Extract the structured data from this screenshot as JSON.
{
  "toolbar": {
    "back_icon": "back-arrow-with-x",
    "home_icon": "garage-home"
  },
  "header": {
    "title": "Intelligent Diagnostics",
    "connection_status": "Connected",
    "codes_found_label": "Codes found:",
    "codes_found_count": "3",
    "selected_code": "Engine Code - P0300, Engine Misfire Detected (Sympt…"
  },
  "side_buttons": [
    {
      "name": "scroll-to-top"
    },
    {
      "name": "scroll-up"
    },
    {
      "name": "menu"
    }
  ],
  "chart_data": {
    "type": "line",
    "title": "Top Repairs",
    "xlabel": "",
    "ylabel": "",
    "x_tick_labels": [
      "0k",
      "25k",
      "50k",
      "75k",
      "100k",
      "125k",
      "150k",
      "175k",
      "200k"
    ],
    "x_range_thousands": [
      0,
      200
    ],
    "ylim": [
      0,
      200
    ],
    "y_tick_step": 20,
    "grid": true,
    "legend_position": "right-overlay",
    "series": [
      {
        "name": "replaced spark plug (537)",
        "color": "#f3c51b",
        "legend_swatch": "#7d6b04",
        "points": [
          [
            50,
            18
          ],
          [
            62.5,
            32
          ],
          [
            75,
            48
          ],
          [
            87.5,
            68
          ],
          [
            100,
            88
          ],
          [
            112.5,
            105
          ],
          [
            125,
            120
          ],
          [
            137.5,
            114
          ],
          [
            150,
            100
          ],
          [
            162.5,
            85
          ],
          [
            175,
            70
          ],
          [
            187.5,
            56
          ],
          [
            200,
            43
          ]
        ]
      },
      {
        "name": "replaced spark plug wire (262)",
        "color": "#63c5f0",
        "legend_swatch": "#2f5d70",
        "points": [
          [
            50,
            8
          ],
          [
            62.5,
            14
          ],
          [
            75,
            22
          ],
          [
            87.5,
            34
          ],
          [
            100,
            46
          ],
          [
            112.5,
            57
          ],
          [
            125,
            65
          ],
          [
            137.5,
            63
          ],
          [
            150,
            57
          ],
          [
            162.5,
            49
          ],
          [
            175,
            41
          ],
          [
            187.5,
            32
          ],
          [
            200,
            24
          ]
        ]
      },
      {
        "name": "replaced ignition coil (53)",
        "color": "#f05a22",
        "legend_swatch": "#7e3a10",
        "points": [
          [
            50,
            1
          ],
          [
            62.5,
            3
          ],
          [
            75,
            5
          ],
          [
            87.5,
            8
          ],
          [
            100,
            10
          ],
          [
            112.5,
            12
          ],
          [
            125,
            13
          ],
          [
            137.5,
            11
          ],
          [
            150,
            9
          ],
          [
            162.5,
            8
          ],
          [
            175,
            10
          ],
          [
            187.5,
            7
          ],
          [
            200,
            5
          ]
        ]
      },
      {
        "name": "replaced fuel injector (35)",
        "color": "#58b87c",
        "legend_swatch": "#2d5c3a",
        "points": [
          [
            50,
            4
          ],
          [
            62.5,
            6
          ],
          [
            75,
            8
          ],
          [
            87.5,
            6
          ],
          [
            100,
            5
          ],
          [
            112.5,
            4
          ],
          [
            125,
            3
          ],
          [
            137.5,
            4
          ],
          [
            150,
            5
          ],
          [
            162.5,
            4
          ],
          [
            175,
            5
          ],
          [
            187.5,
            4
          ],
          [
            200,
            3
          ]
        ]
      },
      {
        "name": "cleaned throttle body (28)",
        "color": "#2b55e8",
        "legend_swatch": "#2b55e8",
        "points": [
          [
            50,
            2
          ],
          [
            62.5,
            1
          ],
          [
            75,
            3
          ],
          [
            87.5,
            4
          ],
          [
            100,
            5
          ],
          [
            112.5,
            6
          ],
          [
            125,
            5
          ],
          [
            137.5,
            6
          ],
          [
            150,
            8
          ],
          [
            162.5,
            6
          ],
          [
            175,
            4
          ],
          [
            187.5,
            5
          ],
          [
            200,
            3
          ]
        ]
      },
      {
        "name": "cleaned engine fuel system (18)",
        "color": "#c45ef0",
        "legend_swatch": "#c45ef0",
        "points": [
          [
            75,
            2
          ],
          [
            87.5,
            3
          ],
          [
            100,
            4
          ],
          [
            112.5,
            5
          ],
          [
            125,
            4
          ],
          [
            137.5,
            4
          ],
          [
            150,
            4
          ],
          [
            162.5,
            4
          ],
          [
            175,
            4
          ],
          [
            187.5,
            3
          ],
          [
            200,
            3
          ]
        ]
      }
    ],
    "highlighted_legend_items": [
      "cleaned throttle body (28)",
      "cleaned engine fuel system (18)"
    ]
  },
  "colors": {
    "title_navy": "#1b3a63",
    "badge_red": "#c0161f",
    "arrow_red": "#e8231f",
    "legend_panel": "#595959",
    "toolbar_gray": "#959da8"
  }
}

### [Written exercise]
Quote every record above exactly.

### [Solution below]
Extract the structured data from this screenshot as JSON.
{
  "toolbar": {
    "back_icon": "back-arrow-with-x",
    "home_icon": "garage-home"
  },
  "header": {
    "title": "Intelligent Diagnostics",
    "connection_status": "Connected",
    "codes_found_label": "Codes found:",
    "codes_found_count": "3",
    "selected_code": "Engine Code - P0300, Engine Misfire Detected (Sympt…"
  },
  "side_buttons": [
    {
      "name": "scroll-to-top"
    },
    {
      "name": "scroll-up"
    },
    {
      "name": "menu"
    }
  ],
  "chart_data": {
    "type": "line",
    "title": "Top Repairs",
    "xlabel": "",
    "ylabel": "",
    "x_tick_labels": [
      "0k",
      "25k",
      "50k",
      "75k",
      "100k",
      "125k",
      "150k",
      "175k",
      "200k"
    ],
    "x_range_thousands": [
      0,
      200
    ],
    "ylim": [
      0,
      200
    ],
    "y_tick_step": 20,
    "grid": true,
    "legend_position": "right-overlay",
    "series": [
      {
        "name": "replaced spark plug (537)",
        "color": "#f3c51b",
        "legend_swatch": "#7d6b04",
        "points": [
          [
            50,
            18
          ],
          [
            62.5,
            32
          ],
          [
            75,
            48
          ],
          [
            87.5,
            68
          ],
          [
            100,
            88
          ],
          [
            112.5,
            105
          ],
          [
            125,
            120
          ],
          [
            137.5,
            114
          ],
          [
            150,
            100
          ],
          [
            162.5,
            85
          ],
          [
            175,
            70
          ],
          [
            187.5,
            56
          ],
          [
            200,
            43
          ]
        ]
      },
      {
        "name": "replaced spark plug wire (262)",
        "color": "#63c5f0",
        "legend_swatch": "#2f5d70",
        "points": [
          [
            50,
            8
          ],
          [
            62.5,
            14
          ],
          [
            75,
            22
          ],
          [
            87.5,
            34
          ],
          [
            100,
            46
          ],
          [
            112.5,
            57
          ],
          [
            125,
            65
          ],
          [
            137.5,
            63
          ],
          [
            150,
            57
          ],
          [
            162.5,
            49
          ],
          [
            175,
            41
          ],
          [
            187.5,
            32
          ],
          [
            200,
            24
          ]
        ]
      },
      {
        "name": "replaced ignition coil (53)",
        "color": "#f05a22",
        "legend_swatch": "#7e3a10",
        "points": [
          [
            50,
            1
          ],
          [
            62.5,
            3
          ],
          [
            75,
            5
          ],
          [
            87.5,
            8
          ],
          [
            100,
            10
          ],
          [
            112.5,
            12
          ],
          [
            125,
            13
          ],
          [
            137.5,
            11
          ],
          [
            150,
            9
          ],
          [
            162.5,
            8
          ],
          [
            175,
            10
          ],
          [
            187.5,
            7
          ],
          [
            200,
            5
          ]
        ]
      },
      {
        "name": "replaced fuel injector (35)",
        "color": "#58b87c",
        "legend_swatch": "#2d5c3a",
        "points": [
          [
            50,
            4
          ],
          [
            62.5,
            6
          ],
          [
            75,
            8
          ],
          [
            87.5,
            6
          ],
          [
            100,
            5
          ],
          [
            112.5,
            4
          ],
          [
            125,
            3
          ],
          [
            137.5,
            4
          ],
          [
            150,
            5
          ],
          [
            162.5,
            4
          ],
          [
            175,
            5
          ],
          [
            187.5,
            4
          ],
          [
            200,
            3
          ]
        ]
      },
      {
        "name": "cleaned throttle body (28)",
        "color": "#2b55e8",
        "legend_swatch": "#2b55e8",
        "points": [
          [
            50,
            2
          ],
          [
            62.5,
            1
          ],
          [
            75,
            3
          ],
          [
            87.5,
            4
          ],
          [
            100,
            5
          ],
          [
            112.5,
            6
          ],
          [
            125,
            5
          ],
          [
            137.5,
            6
          ],
          [
            150,
            8
          ],
          [
            162.5,
            6
          ],
          [
            175,
            4
          ],
          [
            187.5,
            5
          ],
          [
            200,
            3
          ]
        ]
      },
      {
        "name": "cleaned engine fuel system (18)",
        "color": "#c45ef0",
        "legend_swatch": "#c45ef0",
        "points": [
          [
            75,
            2
          ],
          [
            87.5,
            3
          ],
          [
            100,
            4
          ],
          [
            112.5,
            5
          ],
          [
            125,
            4
          ],
          [
            137.5,
            4
          ],
          [
            150,
            4
          ],
          [
            162.5,
            4
          ],
          [
            175,
            4
          ],
          [
            187.5,
            3
          ],
          [
            200,
            3
          ]
        ]
      }
    ],
    "highlighted_legend_items": [
      "cleaned throttle body (28)",
      "cleaned engine fuel system (18)"
    ]
  },
  "colors": {
    "title_navy": "#1b3a63",
    "badge_red": "#c0161f",
    "arrow_red": "#e8231f",
    "legend_panel": "#595959",
    "toolbar_gray": "#959da8"
  }
}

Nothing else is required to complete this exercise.